Extracted entries
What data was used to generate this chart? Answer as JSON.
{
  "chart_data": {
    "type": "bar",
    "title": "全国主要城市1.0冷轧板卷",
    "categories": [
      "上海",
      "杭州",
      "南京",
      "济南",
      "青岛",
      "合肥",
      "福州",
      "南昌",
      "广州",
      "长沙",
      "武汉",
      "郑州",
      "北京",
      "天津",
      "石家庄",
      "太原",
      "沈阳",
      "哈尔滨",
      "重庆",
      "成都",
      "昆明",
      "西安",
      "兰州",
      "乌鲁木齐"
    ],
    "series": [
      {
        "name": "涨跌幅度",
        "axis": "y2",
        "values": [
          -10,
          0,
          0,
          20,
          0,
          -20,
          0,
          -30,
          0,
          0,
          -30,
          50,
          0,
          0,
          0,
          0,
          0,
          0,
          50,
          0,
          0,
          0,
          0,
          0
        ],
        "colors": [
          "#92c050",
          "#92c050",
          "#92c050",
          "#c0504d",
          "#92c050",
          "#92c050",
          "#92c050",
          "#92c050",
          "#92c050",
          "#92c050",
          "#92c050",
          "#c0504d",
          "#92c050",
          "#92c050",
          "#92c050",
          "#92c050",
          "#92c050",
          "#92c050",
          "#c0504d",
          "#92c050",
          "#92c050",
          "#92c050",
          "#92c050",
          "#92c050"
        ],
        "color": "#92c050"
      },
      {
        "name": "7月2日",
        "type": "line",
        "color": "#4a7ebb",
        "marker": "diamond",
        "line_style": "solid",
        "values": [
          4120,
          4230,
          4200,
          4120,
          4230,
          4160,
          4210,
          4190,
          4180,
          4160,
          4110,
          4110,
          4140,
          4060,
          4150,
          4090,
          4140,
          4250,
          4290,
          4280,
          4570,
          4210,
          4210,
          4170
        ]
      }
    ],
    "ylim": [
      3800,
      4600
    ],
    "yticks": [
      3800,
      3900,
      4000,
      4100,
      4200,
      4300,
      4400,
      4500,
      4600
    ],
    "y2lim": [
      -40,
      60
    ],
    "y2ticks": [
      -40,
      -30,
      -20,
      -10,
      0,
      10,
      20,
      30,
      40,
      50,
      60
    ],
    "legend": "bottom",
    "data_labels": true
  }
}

The task
Reproduce every record, matching each line exactly.

Correct answer
What data was used to generate this chart? Answer as JSON.
{
  "chart_data": {
    "type": "bar",
    "title": "全国主要城市1.0冷轧板卷",
    "categories": [
      "上海",
      "杭州",
      "南京",
      "济南",
      "青岛",
      "合肥",
      "福州",
      "南昌",
      "广州",
      "长沙",
      "武汉",
      "郑州",
      "北京",
      "天津",
      "石家庄",
      "太原",
      "沈阳",
      "哈尔滨",
      "重庆",
      "成都",
      "昆明",
      "西安",
      "兰州",
      "乌鲁木齐"
    ],
    "series": [
      {
        "name": "涨跌幅度",
        "axis": "y2",
        "values": [
          -10,
          0,
          0,
          20,
          0,
          -20,
          0,
          -30,
          0,
          0,
          -30,
          50,
          0,
          0,
          0,
          0,
          0,
          0,
          50,
          0,
          0,
          0,
          0,
          0
        ],
        "colors": [
          "#92c050",
          "#92c050",
          "#92c050",
          "#c0504d",
          "#92c050",
          "#92c050",
          "#92c050",
          "#92c050",
          "#92c050",
          "#92c050",
          "#92c050",
          "#c0504d",
          "#92c050",
          "#92c050",
          "#92c050",
          "#92c050",
          "#92c050",
          "#92c050",
          "#c0504d",
          "#92c050",
          "#92c050",
          "#92c050",
          "#92c050",
          "#92c050"
        ],
        "color": "#92c050"
      },
      {
        "name": "7月2日",
        "type": "line",
        "color": "#4a7ebb",
        "marker": "diamond",
        "line_style": "solid",
        "values": [
          4120,
          4230,
          4200,
          4120,
          4230,
          4160,
          4210,
          4190,
          4180,
          4160,
          4110,
          4110,
          4140,
          4060,
          4150,
          4090,
          4140,
          4250,
          4290,
          4280,
          4570,
          4210,
          4210,
          4170
        ]
      }
    ],
    "ylim": [
      3800,
      4600
    ],
    "yticks": [
      3800,
      3900,
      4000,
      4100,
      4200,
      4300,
      4400,
      4500,
      4600
    ],
    "y2lim": [
      -40,
      60
    ],
    "y2ticks": [
      -40,
      -30,
      -20,
      -10,
      0,
      10,
      20,
      30,
      40,
      50,
      60
    ],
    "legend": "bottom",
    "data_labels": true
  }
}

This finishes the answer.